Required action: Please decide whether each statement agrees with the ThSOS gene text below, answering yes or no and quoting the words of the text that settle it: (a) the ThSOS proteins range from 213 to 1165 amino acids in length; (b) the theoretical pI values of the ThSOS genes were nearly uniform; (c) ThSOS3 belongs to the SOS2 subfamily.

Page text:
===
Gene identification and sequence analysis of ThSOS genes
In total, 5 candidate SOS genes (ThSOS1–ThSOS5) were selected and identified. The proteins of 5 ThSOS ranged from 213 to 1165 amino acids (aa) in length (Table 2). Large variations were found in theoretical pI values (ranging from 4.76 to 6.42) and MW (from 22.42-128.83 kDa) among the 5 ThSOS genes. The prediction results showed that 5 ThSOS genes were localized in the plasma membrane, cytoplasm, extracellular space or chloroplasts, respectively (Table 2).
To determine the subclass of ThSOS genes, a phylogenetic analysis was performed using the sequences of ThSOS and SOS proteins from other species (Fig. 1A; Tab.S1). The results revealed that ThSOS1, 2, 3 genes were closely related to the SOS1, 2, 3 subfamilies of Arabidopsis. ThSOS3 belonged to the SOS3 (CBL4) subfamily, being clustered into the same clade with PtrSOS3, MnSOS3 and AtSOS3. Multiple sequence alignment analysis showed that ThSOS3 was closely related to PtrSOS3 (XP-002318422.1) from P. trichocarpa, MnSOS3 (XP-010100753.1) from Morus notabilis and AtSOS3-1 (AT5G24270) from Arabidopsis thaliana (Fig. 1B).
===
Stored data:
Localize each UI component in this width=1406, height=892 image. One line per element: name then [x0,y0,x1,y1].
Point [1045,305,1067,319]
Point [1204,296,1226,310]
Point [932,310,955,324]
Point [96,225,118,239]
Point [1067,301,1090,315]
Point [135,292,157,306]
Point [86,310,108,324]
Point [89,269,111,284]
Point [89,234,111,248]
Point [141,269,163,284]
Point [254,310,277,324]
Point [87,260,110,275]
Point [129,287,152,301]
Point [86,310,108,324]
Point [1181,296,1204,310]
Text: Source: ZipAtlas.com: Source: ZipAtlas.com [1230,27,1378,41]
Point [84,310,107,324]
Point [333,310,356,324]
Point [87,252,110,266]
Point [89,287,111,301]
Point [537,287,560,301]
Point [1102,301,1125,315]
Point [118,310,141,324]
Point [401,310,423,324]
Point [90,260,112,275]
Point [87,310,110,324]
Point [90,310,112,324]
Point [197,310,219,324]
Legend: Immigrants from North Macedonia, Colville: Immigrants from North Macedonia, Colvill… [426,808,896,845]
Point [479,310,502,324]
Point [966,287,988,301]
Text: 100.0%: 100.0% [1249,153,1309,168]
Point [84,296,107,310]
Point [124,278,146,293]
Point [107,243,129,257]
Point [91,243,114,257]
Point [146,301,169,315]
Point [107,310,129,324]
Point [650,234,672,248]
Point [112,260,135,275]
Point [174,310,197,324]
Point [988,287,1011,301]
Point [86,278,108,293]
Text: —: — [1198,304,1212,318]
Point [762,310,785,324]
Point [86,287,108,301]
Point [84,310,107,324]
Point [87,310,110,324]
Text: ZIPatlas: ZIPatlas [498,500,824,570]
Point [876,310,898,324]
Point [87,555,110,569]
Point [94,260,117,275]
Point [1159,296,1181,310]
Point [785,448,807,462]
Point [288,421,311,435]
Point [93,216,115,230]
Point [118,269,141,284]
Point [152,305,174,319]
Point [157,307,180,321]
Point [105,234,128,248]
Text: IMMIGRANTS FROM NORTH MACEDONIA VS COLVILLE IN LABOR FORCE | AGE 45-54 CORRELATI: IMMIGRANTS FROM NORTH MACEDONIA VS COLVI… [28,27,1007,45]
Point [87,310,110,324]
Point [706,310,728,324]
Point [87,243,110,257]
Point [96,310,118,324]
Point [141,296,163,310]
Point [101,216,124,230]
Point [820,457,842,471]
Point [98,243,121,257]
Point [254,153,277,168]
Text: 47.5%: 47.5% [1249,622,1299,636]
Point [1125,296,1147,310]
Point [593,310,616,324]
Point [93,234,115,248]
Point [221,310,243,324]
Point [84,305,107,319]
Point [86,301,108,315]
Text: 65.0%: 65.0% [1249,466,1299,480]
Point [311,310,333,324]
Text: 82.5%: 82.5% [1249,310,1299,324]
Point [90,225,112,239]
===
Answer section:
(a) Yes: "The proteins of 5 ThSOS ranged from 213 to 1165 amino acids (aa) in length"
(b) No: "Large variations were found in theoretical pI values (ranging from 4.76 to 6.42)"
(c) No: "ThSOS3 belonged to the SOS3 (CBL4) subfamily"